Prompt: Each line that follows is to be retyped exactly.

* START Data entries *

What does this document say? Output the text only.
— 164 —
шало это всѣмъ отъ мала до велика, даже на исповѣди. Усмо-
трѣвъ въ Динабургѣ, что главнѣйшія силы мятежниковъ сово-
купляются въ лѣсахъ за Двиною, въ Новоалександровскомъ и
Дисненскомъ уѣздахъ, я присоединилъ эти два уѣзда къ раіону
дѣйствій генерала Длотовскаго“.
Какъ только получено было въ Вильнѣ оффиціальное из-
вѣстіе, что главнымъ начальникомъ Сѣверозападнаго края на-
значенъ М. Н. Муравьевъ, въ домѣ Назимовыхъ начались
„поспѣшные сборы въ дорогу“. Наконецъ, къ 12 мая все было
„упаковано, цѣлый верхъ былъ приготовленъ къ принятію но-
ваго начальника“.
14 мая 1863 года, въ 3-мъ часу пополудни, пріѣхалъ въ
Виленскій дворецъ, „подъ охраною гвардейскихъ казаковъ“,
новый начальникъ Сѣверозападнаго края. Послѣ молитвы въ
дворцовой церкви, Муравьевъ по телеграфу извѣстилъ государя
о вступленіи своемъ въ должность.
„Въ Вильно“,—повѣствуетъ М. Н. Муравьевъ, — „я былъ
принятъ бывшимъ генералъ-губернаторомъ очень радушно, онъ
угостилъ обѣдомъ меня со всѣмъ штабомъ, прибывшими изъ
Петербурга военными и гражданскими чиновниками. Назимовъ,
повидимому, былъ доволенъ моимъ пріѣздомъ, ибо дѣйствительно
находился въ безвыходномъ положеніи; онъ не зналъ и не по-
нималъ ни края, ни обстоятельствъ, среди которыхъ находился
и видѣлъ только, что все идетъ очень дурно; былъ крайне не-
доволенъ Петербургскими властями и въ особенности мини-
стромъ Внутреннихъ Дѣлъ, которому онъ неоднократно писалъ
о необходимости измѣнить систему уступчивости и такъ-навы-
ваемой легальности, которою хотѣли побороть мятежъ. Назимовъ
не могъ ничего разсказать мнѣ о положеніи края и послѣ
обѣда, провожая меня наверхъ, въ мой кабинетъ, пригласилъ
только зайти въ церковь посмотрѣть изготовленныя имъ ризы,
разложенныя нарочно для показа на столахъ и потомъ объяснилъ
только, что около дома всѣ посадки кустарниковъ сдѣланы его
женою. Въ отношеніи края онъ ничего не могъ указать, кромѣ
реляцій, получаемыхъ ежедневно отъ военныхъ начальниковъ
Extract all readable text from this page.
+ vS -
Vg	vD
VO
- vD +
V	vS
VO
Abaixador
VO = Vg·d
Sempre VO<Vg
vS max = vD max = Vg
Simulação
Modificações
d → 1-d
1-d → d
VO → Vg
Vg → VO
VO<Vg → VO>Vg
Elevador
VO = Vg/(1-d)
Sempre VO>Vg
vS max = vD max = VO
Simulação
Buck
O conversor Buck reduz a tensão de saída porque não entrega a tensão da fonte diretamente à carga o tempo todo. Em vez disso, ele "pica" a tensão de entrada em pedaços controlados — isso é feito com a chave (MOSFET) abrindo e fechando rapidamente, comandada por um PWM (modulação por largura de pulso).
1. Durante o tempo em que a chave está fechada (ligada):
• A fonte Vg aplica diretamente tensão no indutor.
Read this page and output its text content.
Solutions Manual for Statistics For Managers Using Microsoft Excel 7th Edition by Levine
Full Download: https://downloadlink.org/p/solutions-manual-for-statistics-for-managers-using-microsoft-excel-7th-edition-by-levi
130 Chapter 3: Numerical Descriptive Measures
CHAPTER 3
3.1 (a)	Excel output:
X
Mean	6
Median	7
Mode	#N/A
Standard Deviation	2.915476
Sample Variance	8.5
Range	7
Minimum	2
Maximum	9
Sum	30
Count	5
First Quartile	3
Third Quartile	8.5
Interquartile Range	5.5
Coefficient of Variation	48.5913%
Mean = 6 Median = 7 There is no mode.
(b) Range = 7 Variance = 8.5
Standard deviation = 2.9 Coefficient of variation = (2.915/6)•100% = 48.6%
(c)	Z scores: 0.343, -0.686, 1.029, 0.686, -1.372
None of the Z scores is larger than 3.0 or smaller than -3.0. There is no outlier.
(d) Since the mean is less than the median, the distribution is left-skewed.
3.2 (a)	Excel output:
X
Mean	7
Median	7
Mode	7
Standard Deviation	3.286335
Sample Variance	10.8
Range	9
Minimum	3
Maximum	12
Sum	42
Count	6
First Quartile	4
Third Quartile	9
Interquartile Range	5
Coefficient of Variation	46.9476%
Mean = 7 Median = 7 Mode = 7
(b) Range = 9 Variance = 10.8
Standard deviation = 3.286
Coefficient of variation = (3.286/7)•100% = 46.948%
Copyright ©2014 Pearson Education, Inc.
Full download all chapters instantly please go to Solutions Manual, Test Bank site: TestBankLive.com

* END Data entries *

Worked answer:
What does this document say? Output the text only.
— 164 —
шало это всѣмъ отъ мала до велика, даже на исповѣди. Усмо-
трѣвъ въ Динабургѣ, что главнѣйшія силы мятежниковъ сово-
купляются въ лѣсахъ за Двиною, въ Новоалександровскомъ и
Дисненскомъ уѣздахъ, я присоединилъ эти два уѣзда къ раіону
дѣйствій генерала Длотовскаго“.
Какъ только получено было въ Вильнѣ оффиціальное из-
вѣстіе, что главнымъ начальникомъ Сѣверозападнаго края на-
значенъ М. Н. Муравьевъ, въ домѣ Назимовыхъ начались
„поспѣшные сборы въ дорогу“. Наконецъ, къ 12 мая все было
„упаковано, цѣлый верхъ былъ приготовленъ къ принятію но-
ваго начальника“.
14 мая 1863 года, въ 3-мъ часу пополудни, пріѣхалъ въ
Виленскій дворецъ, „подъ охраною гвардейскихъ казаковъ“,
новый начальникъ Сѣверозападнаго края. Послѣ молитвы въ
дворцовой церкви, Муравьевъ по телеграфу извѣстилъ государя
о вступленіи своемъ въ должность.
„Въ Вильно“,—повѣствуетъ М. Н. Муравьевъ, — „я былъ
принятъ бывшимъ генералъ-губернаторомъ очень радушно, онъ
угостилъ обѣдомъ меня со всѣмъ штабомъ, прибывшими изъ
Петербурга военными и гражданскими чиновниками. Назимовъ,
повидимому, былъ доволенъ моимъ пріѣздомъ, ибо дѣйствительно
находился въ безвыходномъ положеніи; онъ не зналъ и не по-
нималъ ни края, ни обстоятельствъ, среди которыхъ находился
и видѣлъ только, что все идетъ очень дурно; былъ крайне не-
доволенъ Петербургскими властями и въ особенности мини-
стромъ Внутреннихъ Дѣлъ, которому онъ неоднократно писалъ
о необходимости измѣнить систему уступчивости и такъ-навы-
ваемой легальности, которою хотѣли побороть мятежъ. Назимовъ
не могъ ничего разсказать мнѣ о положеніи края и послѣ
обѣда, провожая меня наверхъ, въ мой кабинетъ, пригласилъ
только зайти въ церковь посмотрѣть изготовленныя имъ ризы,
разложенныя нарочно для показа на столахъ и потомъ объяснилъ
только, что около дома всѣ посадки кустарниковъ сдѣланы его
женою. Въ отношеніи края онъ ничего не могъ указать, кромѣ
реляцій, получаемыхъ ежедневно отъ военныхъ начальниковъ
Extract all readable text from this page.
+ vS -
Vg	vD
VO
- vD +
V	vS
VO
Abaixador
VO = Vg·d
Sempre VO<Vg
vS max = vD max = Vg
Simulação
Modificações
d → 1-d
1-d → d
VO → Vg
Vg → VO
VO<Vg → VO>Vg
Elevador
VO = Vg/(1-d)
Sempre VO>Vg
vS max = vD max = VO
Simulação
Buck
O conversor Buck reduz a tensão de saída porque não entrega a tensão da fonte diretamente à carga o tempo todo. Em vez disso, ele "pica" a tensão de entrada em pedaços controlados — isso é feito com a chave (MOSFET) abrindo e fechando rapidamente, comandada por um PWM (modulação por largura de pulso).
1. Durante o tempo em que a chave está fechada (ligada):
• A fonte Vg aplica diretamente tensão no indutor.
Read this page and output its text content.
Solutions Manual for Statistics For Managers Using Microsoft Excel 7th Edition by Levine
Full Download: https://downloadlink.org/p/solutions-manual-for-statistics-for-managers-using-microsoft-excel-7th-edition-by-levi
130 Chapter 3: Numerical Descriptive Measures
CHAPTER 3
3.1 (a)	Excel output:
X
Mean	6
Median	7
Mode	#N/A
Standard Deviation	2.915476
Sample Variance	8.5
Range	7
Minimum	2
Maximum	9
Sum	30
Count	5
First Quartile	3
Third Quartile	8.5
Interquartile Range	5.5
Coefficient of Variation	48.5913%
Mean = 6 Median = 7 There is no mode.
(b) Range = 7 Variance = 8.5
Standard deviation = 2.9 Coefficient of variation = (2.915/6)•100% = 48.6%
(c)	Z scores: 0.343, -0.686, 1.029, 0.686, -1.372
None of the Z scores is larger than 3.0 or smaller than -3.0. There is no outlier.
(d) Since the mean is less than the median, the distribution is left-skewed.
3.2 (a)	Excel output:
X
Mean	7
Median	7
Mode	7
Standard Deviation	3.286335
Sample Variance	10.8
Range	9
Minimum	3
Maximum	12
Sum	42
Count	6
First Quartile	4
Third Quartile	9
Interquartile Range	5
Coefficient of Variation	46.9476%
Mean = 7 Median = 7 Mode = 7
(b) Range = 9 Variance = 10.8
Standard deviation = 3.286
Coefficient of variation = (3.286/7)•100% = 46.948%
Copyright ©2014 Pearson Education, Inc.
Full download all chapters instantly please go to Solutions Manual, Test Bank site: TestBankLive.com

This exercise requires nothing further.